-- Start Records supplied --

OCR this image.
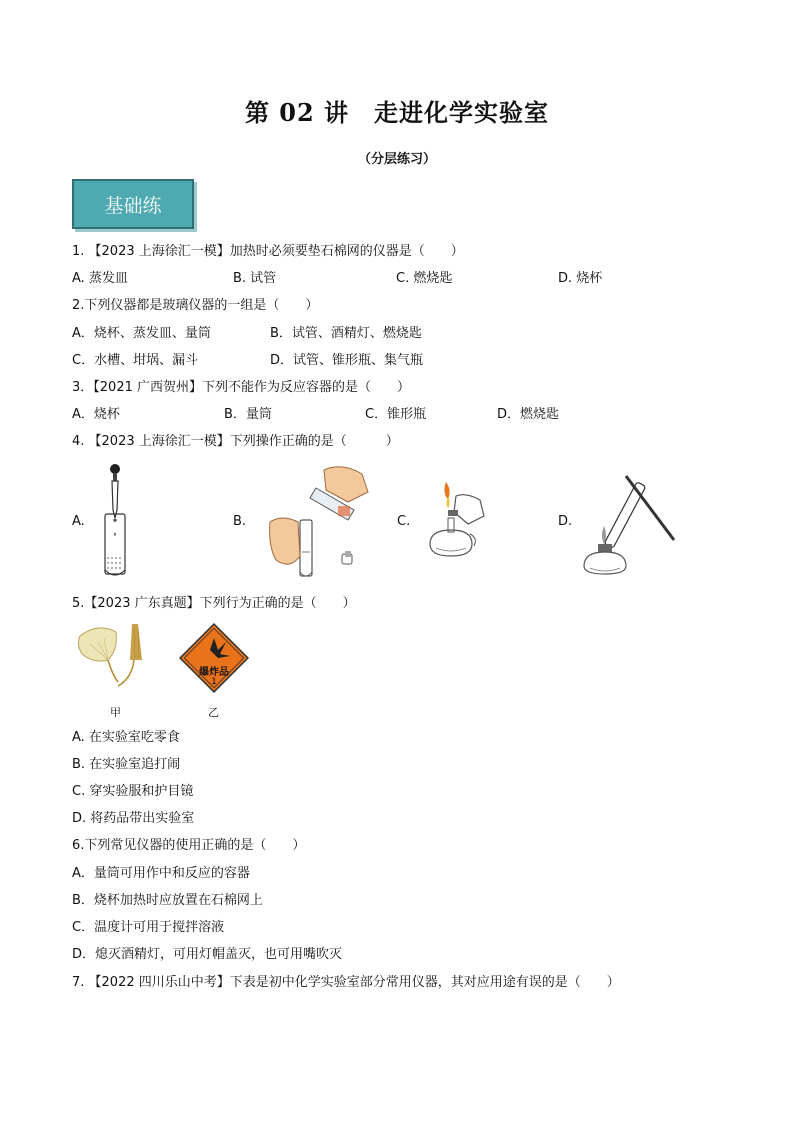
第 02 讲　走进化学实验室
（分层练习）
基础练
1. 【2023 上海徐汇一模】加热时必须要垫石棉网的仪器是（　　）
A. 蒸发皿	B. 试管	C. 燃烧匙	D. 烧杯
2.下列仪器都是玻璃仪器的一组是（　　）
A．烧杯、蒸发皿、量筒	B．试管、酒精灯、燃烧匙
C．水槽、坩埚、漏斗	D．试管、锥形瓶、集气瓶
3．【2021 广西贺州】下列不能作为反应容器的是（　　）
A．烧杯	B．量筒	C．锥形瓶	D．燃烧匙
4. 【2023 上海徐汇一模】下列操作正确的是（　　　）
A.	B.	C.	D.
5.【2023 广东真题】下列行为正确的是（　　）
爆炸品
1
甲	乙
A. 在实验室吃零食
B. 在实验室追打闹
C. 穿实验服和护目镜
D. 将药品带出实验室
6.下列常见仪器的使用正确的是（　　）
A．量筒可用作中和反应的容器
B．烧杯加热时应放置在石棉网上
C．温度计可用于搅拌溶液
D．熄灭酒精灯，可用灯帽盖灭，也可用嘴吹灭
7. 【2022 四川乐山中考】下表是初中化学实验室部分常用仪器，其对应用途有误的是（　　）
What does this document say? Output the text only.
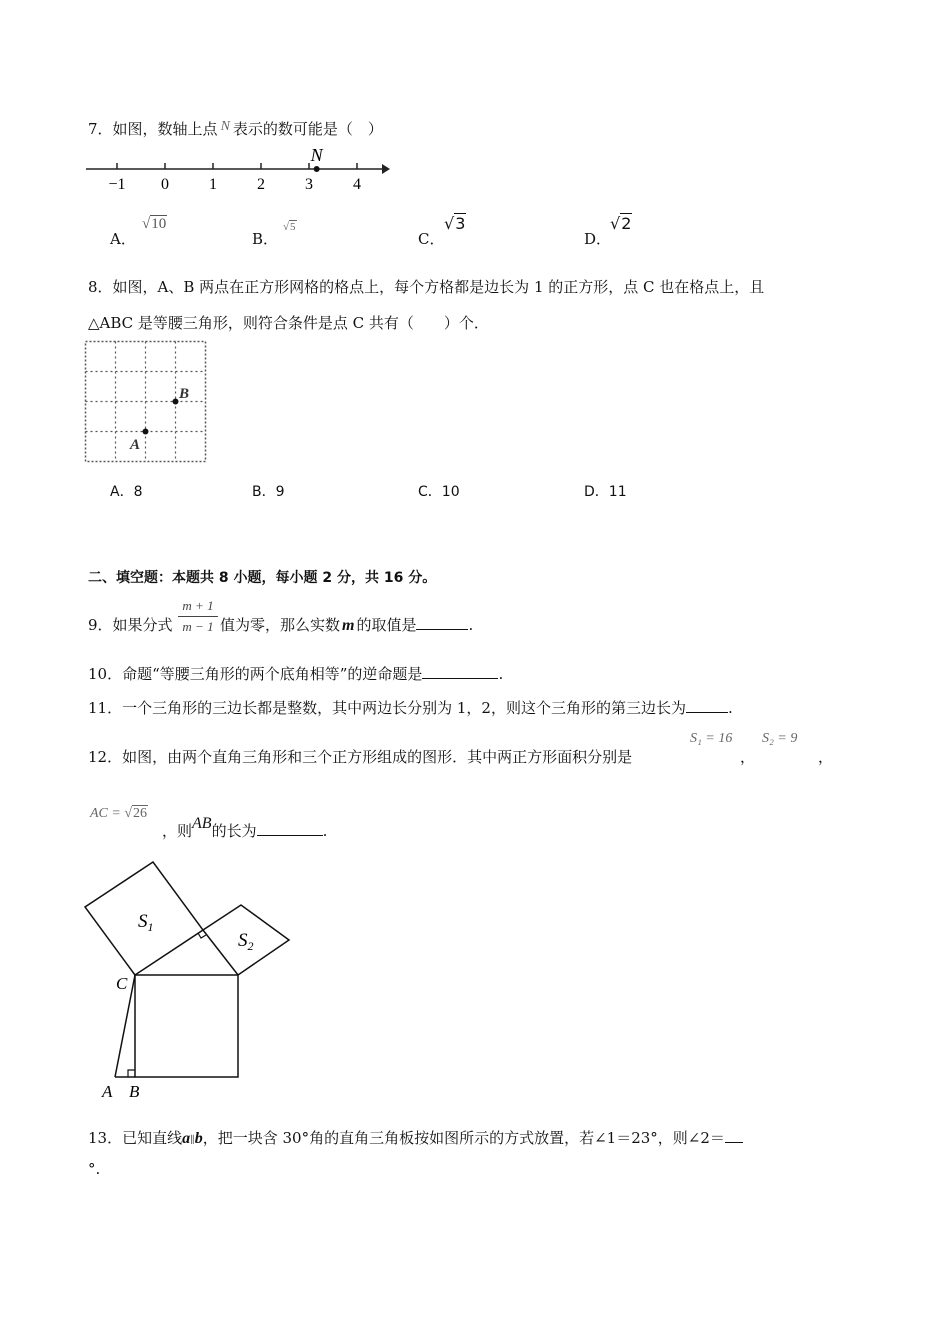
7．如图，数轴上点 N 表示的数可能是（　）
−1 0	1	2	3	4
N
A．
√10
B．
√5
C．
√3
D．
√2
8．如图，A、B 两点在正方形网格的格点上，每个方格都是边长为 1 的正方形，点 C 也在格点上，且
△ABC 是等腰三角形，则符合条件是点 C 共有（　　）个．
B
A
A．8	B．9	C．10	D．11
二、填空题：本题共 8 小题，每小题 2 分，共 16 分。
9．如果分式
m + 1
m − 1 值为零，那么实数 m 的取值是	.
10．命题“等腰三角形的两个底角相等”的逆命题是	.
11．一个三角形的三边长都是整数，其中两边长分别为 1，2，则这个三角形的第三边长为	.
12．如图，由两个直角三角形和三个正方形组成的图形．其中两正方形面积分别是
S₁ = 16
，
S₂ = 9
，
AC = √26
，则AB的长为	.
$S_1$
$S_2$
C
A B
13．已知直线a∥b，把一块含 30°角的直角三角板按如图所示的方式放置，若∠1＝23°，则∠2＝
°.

-- End Records supplied --

Repeat each line of the records above exactly, but do not copy the pictures.

> Correct answer:
OCR this image.
第 02 讲　走进化学实验室
（分层练习）
基础练
1. 【2023 上海徐汇一模】加热时必须要垫石棉网的仪器是（　　）
A. 蒸发皿	B. 试管	C. 燃烧匙	D. 烧杯
2.下列仪器都是玻璃仪器的一组是（　　）
A．烧杯、蒸发皿、量筒	B．试管、酒精灯、燃烧匙
C．水槽、坩埚、漏斗	D．试管、锥形瓶、集气瓶
3．【2021 广西贺州】下列不能作为反应容器的是（　　）
A．烧杯	B．量筒	C．锥形瓶	D．燃烧匙
4. 【2023 上海徐汇一模】下列操作正确的是（　　　）
A.	B.	C.	D.
5.【2023 广东真题】下列行为正确的是（　　）
爆炸品
1
甲	乙
A. 在实验室吃零食
B. 在实验室追打闹
C. 穿实验服和护目镜
D. 将药品带出实验室
6.下列常见仪器的使用正确的是（　　）
A．量筒可用作中和反应的容器
B．烧杯加热时应放置在石棉网上
C．温度计可用于搅拌溶液
D．熄灭酒精灯，可用灯帽盖灭，也可用嘴吹灭
7. 【2022 四川乐山中考】下表是初中化学实验室部分常用仪器，其对应用途有误的是（　　）
What does this document say? Output the text only.
7．如图，数轴上点 N 表示的数可能是（　）
−1 0	1	2	3	4
N
A．
√10
B．
√5
C．
√3
D．
√2
8．如图，A、B 两点在正方形网格的格点上，每个方格都是边长为 1 的正方形，点 C 也在格点上，且
△ABC 是等腰三角形，则符合条件是点 C 共有（　　）个．
B
A
A．8	B．9	C．10	D．11
二、填空题：本题共 8 小题，每小题 2 分，共 16 分。
9．如果分式
m + 1
m − 1 值为零，那么实数 m 的取值是	.
10．命题“等腰三角形的两个底角相等”的逆命题是	.
11．一个三角形的三边长都是整数，其中两边长分别为 1，2，则这个三角形的第三边长为	.
12．如图，由两个直角三角形和三个正方形组成的图形．其中两正方形面积分别是
S₁ = 16
，
S₂ = 9
，
AC = √26
，则AB的长为	.
$S_1$
$S_2$
C
A B
13．已知直线a∥b，把一块含 30°角的直角三角板按如图所示的方式放置，若∠1＝23°，则∠2＝
°.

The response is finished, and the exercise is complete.